• _Prompt_
Without the pictures, copy all the entries below exactly.

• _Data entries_
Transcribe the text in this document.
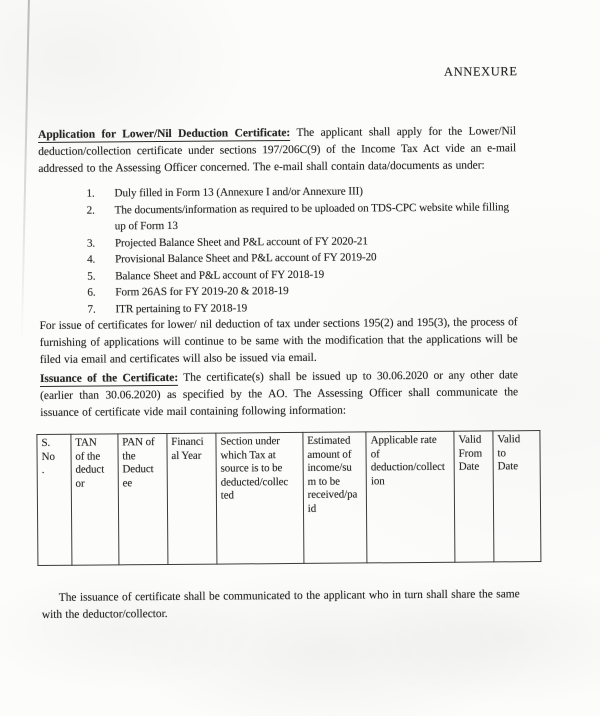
ANNEXURE

Application for Lower/Nil Deduction Certificate: The applicant shall apply for the Lower/Nil deduction/collection certificate under sections 197/206C(9) of the Income Tax Act vide an e-mail addressed to the Assessing Officer concerned. The e-mail shall contain data/documents as under:

1.	Duly filled in Form 13 (Annexure I and/or Annexure III)
2.	The documents/information as required to be uploaded on TDS-CPC website while filling up of Form 13
3.	Projected Balance Sheet and P&L account of FY 2020-21
4.	Provisional Balance Sheet and P&L account of FY 2019-20
5.	Balance Sheet and P&L account of FY 2018-19
6.	Form 26AS for FY 2019-20 & 2018-19
7.	ITR pertaining to FY 2018-19

For issue of certificates for lower/ nil deduction of tax under sections 195(2) and 195(3), the process of furnishing of applications will continue to be same with the modification that the applications will be filed via email and certificates will also be issued via email.

Issuance of the Certificate: The certificate(s) shall be issued up to 30.06.2020 or any other date (earlier than 30.06.2020) as specified by the AO. The Assessing Officer shall communicate the issuance of certificate vide mail containing following information:

S.
No
.	TAN
of the
deduct
or	PAN of
the
Deduct
ee	Financi
al Year	Section under
which Tax at
source is to be
deducted/collec
ted	Estimated
amount of
income/su
m to be
received/pa
id	Applicable rate
of
deduction/collect
ion	Valid
From
Date	Valid
to
Date

The issuance of certificate shall be communicated to the applicant who in turn shall share the same with the deductor/collector.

• _The solution_
Transcribe the text in this document.
ANNEXURE

Application for Lower/Nil Deduction Certificate: The applicant shall apply for the Lower/Nil deduction/collection certificate under sections 197/206C(9) of the Income Tax Act vide an e-mail addressed to the Assessing Officer concerned. The e-mail shall contain data/documents as under:

1.	Duly filled in Form 13 (Annexure I and/or Annexure III)
2.	The documents/information as required to be uploaded on TDS-CPC website while filling up of Form 13
3.	Projected Balance Sheet and P&L account of FY 2020-21
4.	Provisional Balance Sheet and P&L account of FY 2019-20
5.	Balance Sheet and P&L account of FY 2018-19
6.	Form 26AS for FY 2019-20 & 2018-19
7.	ITR pertaining to FY 2018-19

For issue of certificates for lower/ nil deduction of tax under sections 195(2) and 195(3), the process of furnishing of applications will continue to be same with the modification that the applications will be filed via email and certificates will also be issued via email.

Issuance of the Certificate: The certificate(s) shall be issued up to 30.06.2020 or any other date (earlier than 30.06.2020) as specified by the AO. The Assessing Officer shall communicate the issuance of certificate vide mail containing following information:

S.
No
.	TAN
of the
deduct
or	PAN of
the
Deduct
ee	Financi
al Year	Section under
which Tax at
source is to be
deducted/collec
ted	Estimated
amount of
income/su
m to be
received/pa
id	Applicable rate
of
deduction/collect
ion	Valid
From
Date	Valid
to
Date

The issuance of certificate shall be communicated to the applicant who in turn shall share the same with the deductor/collector.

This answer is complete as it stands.